_Supplied material_
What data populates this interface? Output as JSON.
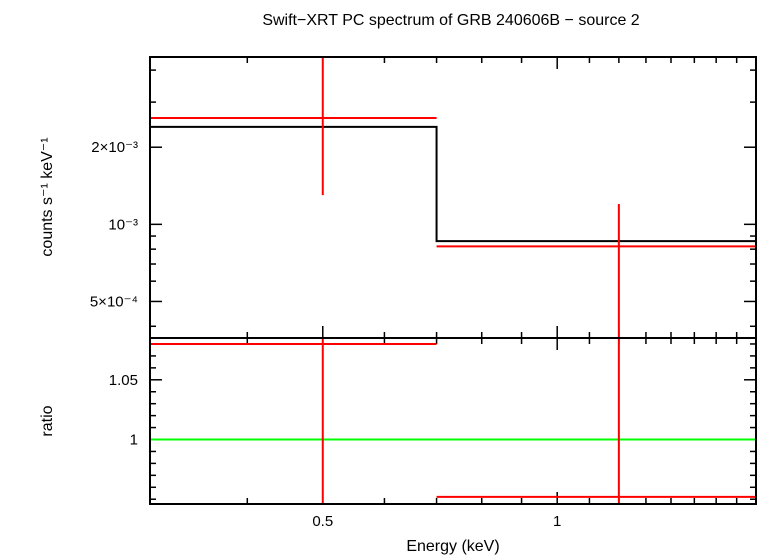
{
  "colors": {
    "background": "#ffffff",
    "frame": "#000000",
    "data": "#ff0000",
    "model": "#000000",
    "ratio_unity": "#00ff00"
  },
  "chart_data": [
    {
      "type": "scatter",
      "panel": "spectrum",
      "title": "Swift−XRT PC spectrum of GRB 240606B − source 2",
      "ylabel": "counts s⁻¹ keV⁻¹",
      "xlabel": "",
      "xscale": "log",
      "yscale": "log",
      "xlim": [
        0.3,
        1.8
      ],
      "ylim": [
        0.00036,
        0.0045
      ],
      "grid": false,
      "y_ticks": [
        {
          "value": 0.0005,
          "label": "5×10⁻⁴"
        },
        {
          "value": 0.001,
          "label": "10⁻³"
        },
        {
          "value": 0.002,
          "label": "2×10⁻³"
        }
      ],
      "series": [
        {
          "kind": "data",
          "points": [
            {
              "x": 0.5,
              "xlo": 0.3,
              "xhi": 0.7,
              "y": 0.0026,
              "ylo": 0.0013,
              "yhi": 0.0045
            },
            {
              "x": 1.2,
              "xlo": 0.7,
              "xhi": 1.8,
              "y": 0.00082,
              "ylo": 0.00036,
              "yhi": 0.0012
            }
          ]
        },
        {
          "kind": "model",
          "steps": [
            {
              "xlo": 0.3,
              "xhi": 0.7,
              "y": 0.0024
            },
            {
              "xlo": 0.7,
              "xhi": 1.8,
              "y": 0.00086
            }
          ]
        }
      ]
    },
    {
      "type": "scatter",
      "panel": "ratio",
      "title": "",
      "ylabel": "ratio",
      "xlabel": "Energy (keV)",
      "xscale": "log",
      "yscale": "linear",
      "xlim": [
        0.3,
        1.8
      ],
      "ylim": [
        0.946,
        1.085
      ],
      "grid": false,
      "x_ticks": [
        {
          "value": 0.5,
          "label": "0.5"
        },
        {
          "value": 1,
          "label": "1"
        }
      ],
      "y_ticks": [
        {
          "value": 1,
          "label": "1"
        },
        {
          "value": 1.05,
          "label": "1.05"
        }
      ],
      "reference_line": 1,
      "series": [
        {
          "kind": "data",
          "points": [
            {
              "x": 0.5,
              "xlo": 0.3,
              "xhi": 0.7,
              "y": 1.08,
              "ylo": 0.946,
              "yhi": 1.085
            },
            {
              "x": 1.2,
              "xlo": 0.7,
              "xhi": 1.8,
              "y": 0.952,
              "ylo": 0.946,
              "yhi": 1.085
            }
          ]
        }
      ]
    }
  ]
}
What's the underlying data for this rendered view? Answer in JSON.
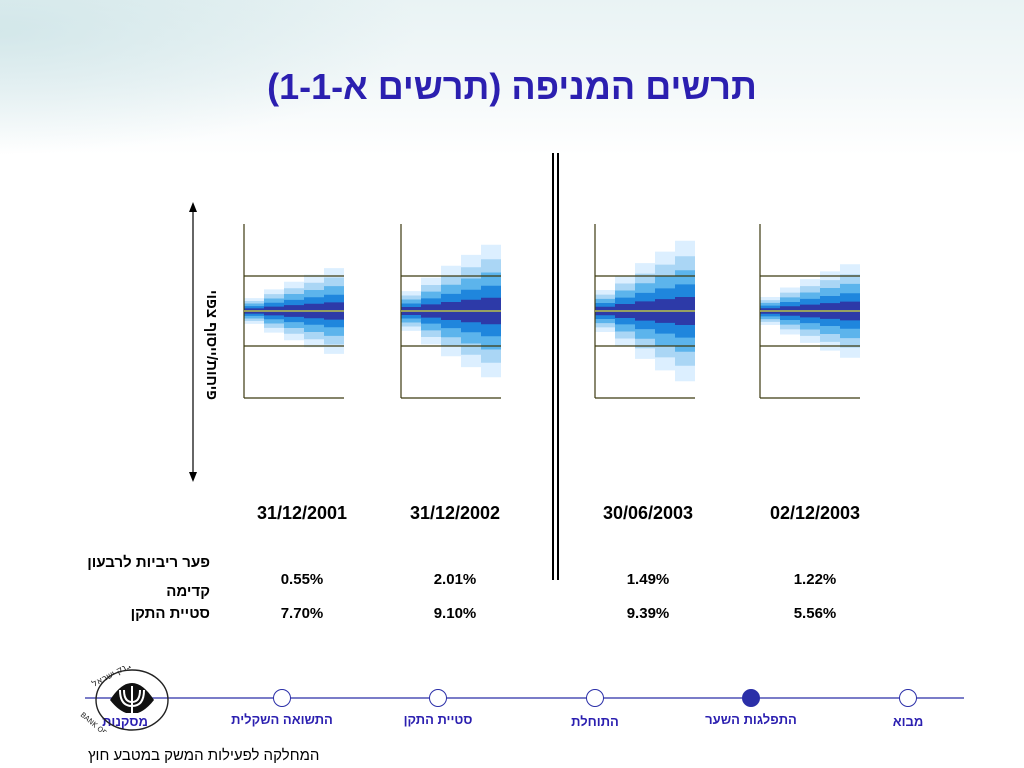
{
  "title": "תרשים המניפה (תרשים א-1-1)",
  "chart_data": {
    "type": "fan",
    "y_axis_label": "פיחות/ייסוף צפוי",
    "dates": [
      "31/12/2001",
      "31/12/2002",
      "30/06/2003",
      "02/12/2003"
    ],
    "rows": [
      {
        "label": "פער ריביות לרבעון קדימה",
        "values": [
          "0.55%",
          "2.01%",
          "1.49%",
          "1.22%"
        ]
      },
      {
        "label": "סטיית התקן",
        "values": [
          "7.70%",
          "9.10%",
          "9.39%",
          "5.56%"
        ]
      }
    ],
    "fan_spread": [
      0.55,
      0.85,
      0.9,
      0.6
    ],
    "colors": {
      "band_outer": "#dcefff",
      "band_2": "#aad6f5",
      "band_3": "#5cb4ec",
      "band_4": "#1f86dd",
      "band_inner": "#2d3aa8",
      "center_line": "#b9c24a",
      "grid": "#3c3a10"
    }
  },
  "nav": {
    "items": [
      {
        "label": "מבוא",
        "active": false
      },
      {
        "label": "התפלגות השער",
        "active": true
      },
      {
        "label": "התוחלת",
        "active": false
      },
      {
        "label": "סטיית התקן",
        "active": false
      },
      {
        "label": "התשואה השקלית",
        "active": false
      },
      {
        "label": "מסקנות",
        "active": false
      }
    ],
    "accent": "#2b2fa8"
  },
  "logo_text": "בנק ישראל BANK OF ISRAEL",
  "footer": "המחלקה לפעילות המשק במטבע חוץ"
}
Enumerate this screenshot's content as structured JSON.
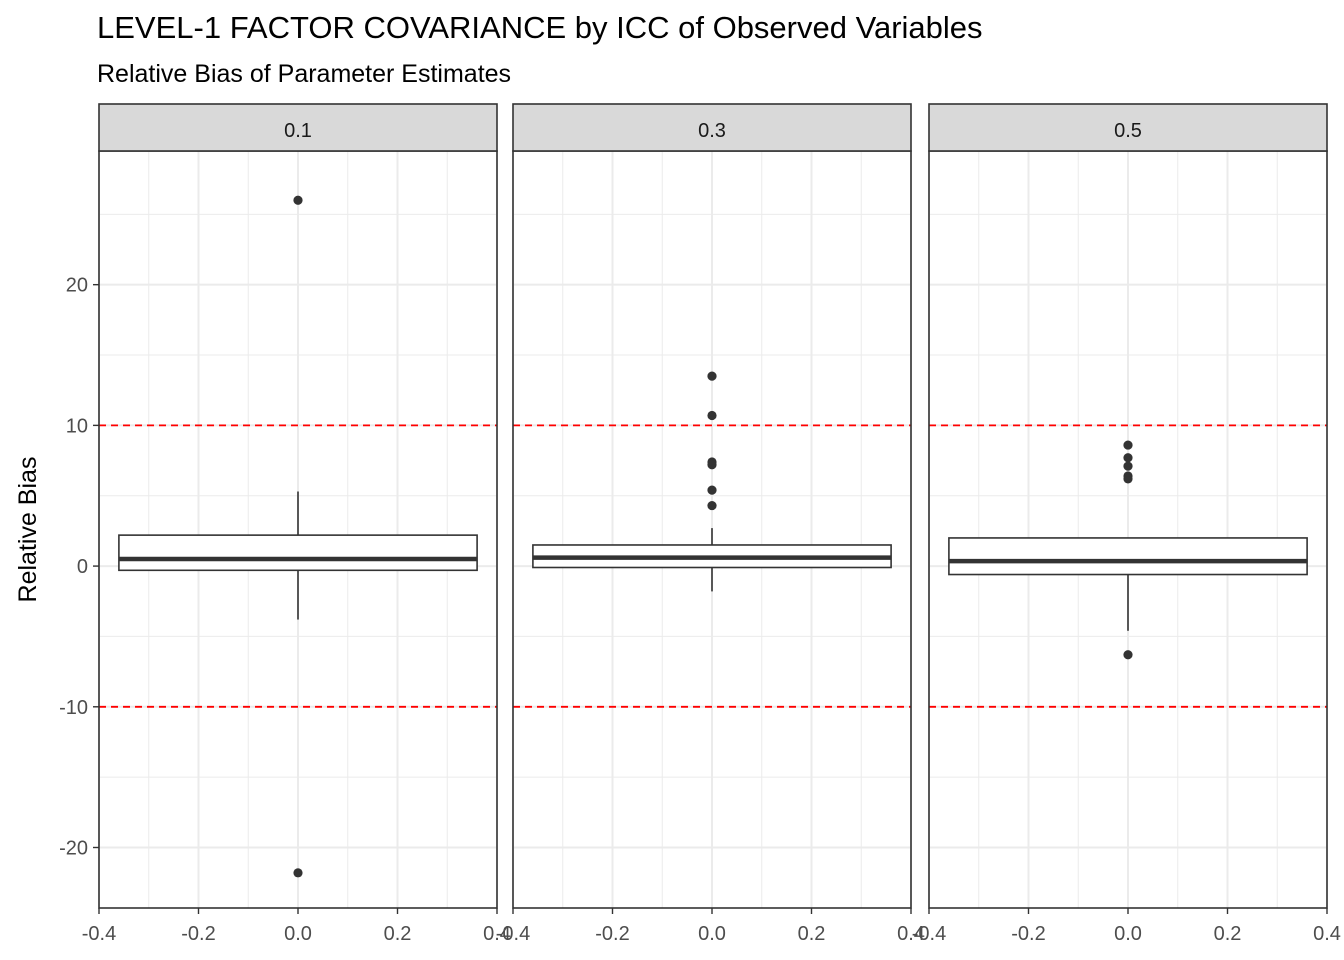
{
  "chart_data": {
    "type": "boxplot",
    "title": "LEVEL-1 FACTOR COVARIANCE by ICC of Observed Variables",
    "subtitle": "Relative Bias of Parameter Estimates",
    "xlabel": "",
    "ylabel": "Relative Bias",
    "xlim": [
      -0.4,
      0.4
    ],
    "ylim": [
      -24.3,
      29.5
    ],
    "x_ticks": [
      -0.4,
      -0.2,
      0.0,
      0.2,
      0.4
    ],
    "x_tick_labels": [
      "-0.4",
      "-0.2",
      "0.0",
      "0.2",
      "0.4"
    ],
    "y_ticks": [
      -20,
      -10,
      0,
      10,
      20
    ],
    "y_tick_labels": [
      "-20",
      "-10",
      "0",
      "10",
      "20"
    ],
    "reference_lines": [
      10,
      -10
    ],
    "reference_line_color": "#ff0000",
    "grid": true,
    "panels": [
      {
        "label": "0.1",
        "box": {
          "x": 0,
          "q1": -0.3,
          "median": 0.5,
          "q3": 2.2,
          "whisker_low": -3.8,
          "whisker_high": 5.3
        },
        "outliers": [
          26.0,
          -21.8
        ]
      },
      {
        "label": "0.3",
        "box": {
          "x": 0,
          "q1": -0.1,
          "median": 0.6,
          "q3": 1.5,
          "whisker_low": -1.8,
          "whisker_high": 2.7
        },
        "outliers": [
          13.5,
          10.7,
          7.4,
          7.2,
          5.4,
          4.3
        ]
      },
      {
        "label": "0.5",
        "box": {
          "x": 0,
          "q1": -0.6,
          "median": 0.35,
          "q3": 2.0,
          "whisker_low": -4.6,
          "whisker_high": 2.0
        },
        "outliers": [
          8.6,
          7.7,
          7.1,
          6.4,
          6.2,
          -6.3
        ]
      }
    ]
  },
  "colors": {
    "strip_fill": "#d9d9d9",
    "panel_border": "#333333",
    "grid": "#ebebeb",
    "box_line": "#333333",
    "outlier": "#333333",
    "tick_text": "#4d4d4d"
  }
}
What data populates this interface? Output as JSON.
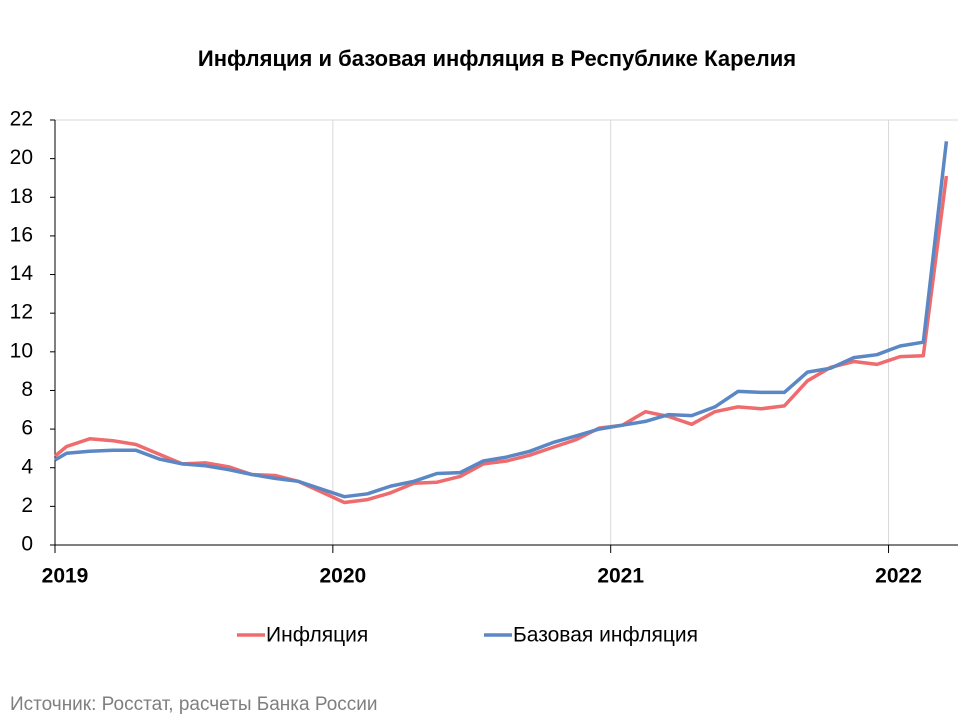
{
  "chart_data": {
    "type": "line",
    "title": "Инфляция и базовая инфляция в Республике Карелия",
    "source": "Источник: Росстат, расчеты Банка России",
    "x": [
      0,
      0.5,
      1.5,
      2.5,
      3.5,
      4.5,
      5.5,
      6.5,
      7.5,
      8.5,
      9.5,
      10.5,
      11.5,
      12.5,
      13.5,
      14.5,
      15.5,
      16.5,
      17.5,
      18.5,
      19.5,
      20.5,
      21.5,
      22.5,
      23.5,
      24.5,
      25.5,
      26.5,
      27.5,
      28.5,
      29.5,
      30.5,
      31.5,
      32.5,
      33.5,
      34.5,
      35.5,
      36.5,
      37.5,
      38.5
    ],
    "series": [
      {
        "name": "Инфляция",
        "color": "#ee6b6e",
        "values": [
          4.6,
          5.1,
          5.5,
          5.4,
          5.2,
          4.7,
          4.2,
          4.25,
          4.05,
          3.65,
          3.6,
          3.3,
          2.75,
          2.2,
          2.35,
          2.7,
          3.2,
          3.25,
          3.55,
          4.2,
          4.35,
          4.65,
          5.05,
          5.45,
          6.05,
          6.2,
          6.9,
          6.65,
          6.25,
          6.9,
          7.15,
          7.05,
          7.2,
          8.5,
          9.2,
          9.5,
          9.35,
          9.75,
          9.8,
          19.1
        ]
      },
      {
        "name": "Базовая инфляция",
        "color": "#5b87c4",
        "values": [
          4.4,
          4.75,
          4.85,
          4.9,
          4.9,
          4.45,
          4.2,
          4.1,
          3.9,
          3.65,
          3.45,
          3.3,
          2.9,
          2.5,
          2.65,
          3.05,
          3.3,
          3.7,
          3.75,
          4.35,
          4.55,
          4.85,
          5.3,
          5.65,
          6.0,
          6.2,
          6.4,
          6.75,
          6.7,
          7.15,
          7.95,
          7.9,
          7.9,
          8.95,
          9.15,
          9.7,
          9.85,
          10.3,
          10.5,
          20.9
        ]
      }
    ],
    "xlim": [
      0,
      39
    ],
    "xticks": [
      {
        "value": 0,
        "label": "2019"
      },
      {
        "value": 12,
        "label": "2020"
      },
      {
        "value": 24,
        "label": "2021"
      },
      {
        "value": 36,
        "label": "2022"
      }
    ],
    "ylim": [
      0,
      22
    ],
    "yticks": [
      0,
      2,
      4,
      6,
      8,
      10,
      12,
      14,
      16,
      18,
      20,
      22
    ],
    "grid": true
  }
}
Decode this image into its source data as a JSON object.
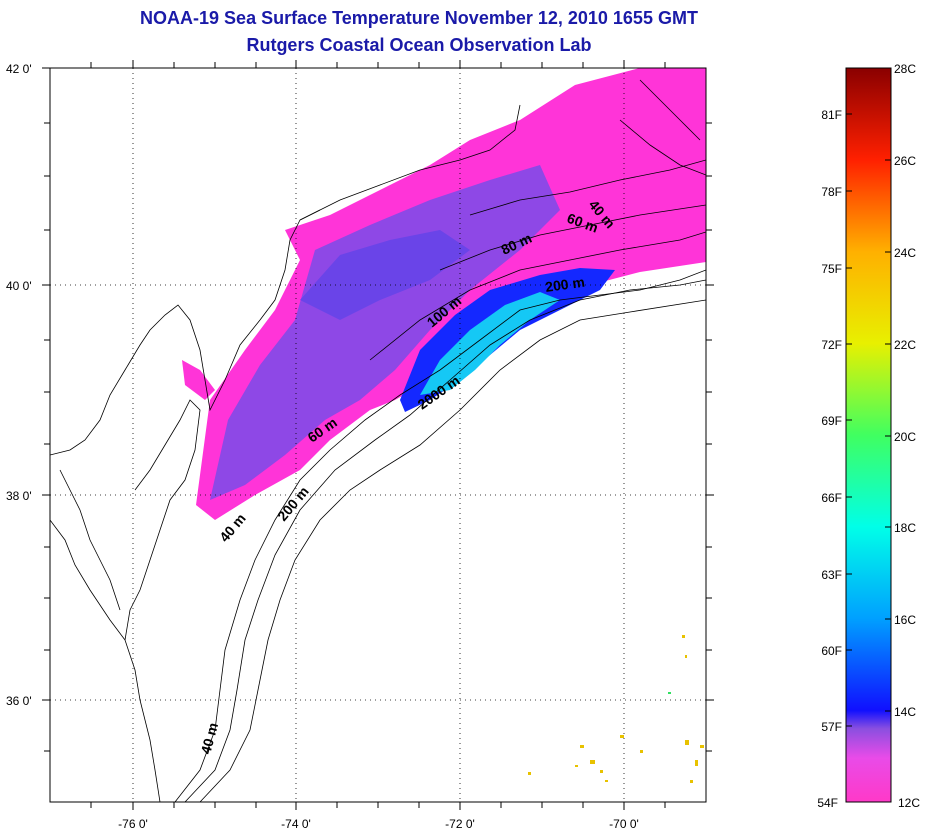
{
  "title": {
    "line1": "NOAA-19 Sea Surface Temperature November 12, 2010 1655 GMT",
    "line2": "Rutgers Coastal Ocean Observation Lab"
  },
  "map": {
    "lon_ticks": [
      "-76 0'",
      "-74 0'",
      "-72 0'",
      "-70 0'"
    ],
    "lat_ticks": [
      "42 0'",
      "40 0'",
      "38 0'",
      "36 0'"
    ],
    "lon_range": [
      -77,
      -69
    ],
    "lat_range": [
      35,
      42
    ]
  },
  "contour_labels": [
    "40 m",
    "60 m",
    "80 m",
    "200 m",
    "100 m",
    "2000 m",
    "60 m",
    "200 m",
    "40 m",
    "40 m"
  ],
  "colorbar": {
    "celsius": [
      "28C",
      "26C",
      "24C",
      "22C",
      "20C",
      "18C",
      "16C",
      "14C",
      "12C"
    ],
    "fahrenheit": [
      "81F",
      "78F",
      "75F",
      "72F",
      "69F",
      "66F",
      "63F",
      "60F",
      "57F",
      "54F"
    ],
    "colors": [
      "#ff39c8",
      "#ff3ce6",
      "#8a4fe0",
      "#2020ff",
      "#00a0ff",
      "#00ffe8",
      "#40ff60",
      "#e8f000",
      "#ffb000",
      "#ff2000",
      "#8a0000"
    ]
  }
}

_Task prompt_
Omit the pictures and retype exactly the lines from the one with "Decode this image" through the final line, both ends included.

_Response below_
Decode this image into its source data as a JSON object.
{
  "title": {
    "line1": "NOAA-19 Sea Surface Temperature November 12, 2010 1655 GMT",
    "line2": "Rutgers Coastal Ocean Observation Lab"
  },
  "map": {
    "lon_ticks": [
      "-76 0'",
      "-74 0'",
      "-72 0'",
      "-70 0'"
    ],
    "lat_ticks": [
      "42 0'",
      "40 0'",
      "38 0'",
      "36 0'"
    ],
    "lon_range": [
      -77,
      -69
    ],
    "lat_range": [
      35,
      42
    ]
  },
  "contour_labels": [
    "40 m",
    "60 m",
    "80 m",
    "200 m",
    "100 m",
    "2000 m",
    "60 m",
    "200 m",
    "40 m",
    "40 m"
  ],
  "colorbar": {
    "celsius": [
      "28C",
      "26C",
      "24C",
      "22C",
      "20C",
      "18C",
      "16C",
      "14C",
      "12C"
    ],
    "fahrenheit": [
      "81F",
      "78F",
      "75F",
      "72F",
      "69F",
      "66F",
      "63F",
      "60F",
      "57F",
      "54F"
    ],
    "colors": [
      "#ff39c8",
      "#ff3ce6",
      "#8a4fe0",
      "#2020ff",
      "#00a0ff",
      "#00ffe8",
      "#40ff60",
      "#e8f000",
      "#ffb000",
      "#ff2000",
      "#8a0000"
    ]
  }
}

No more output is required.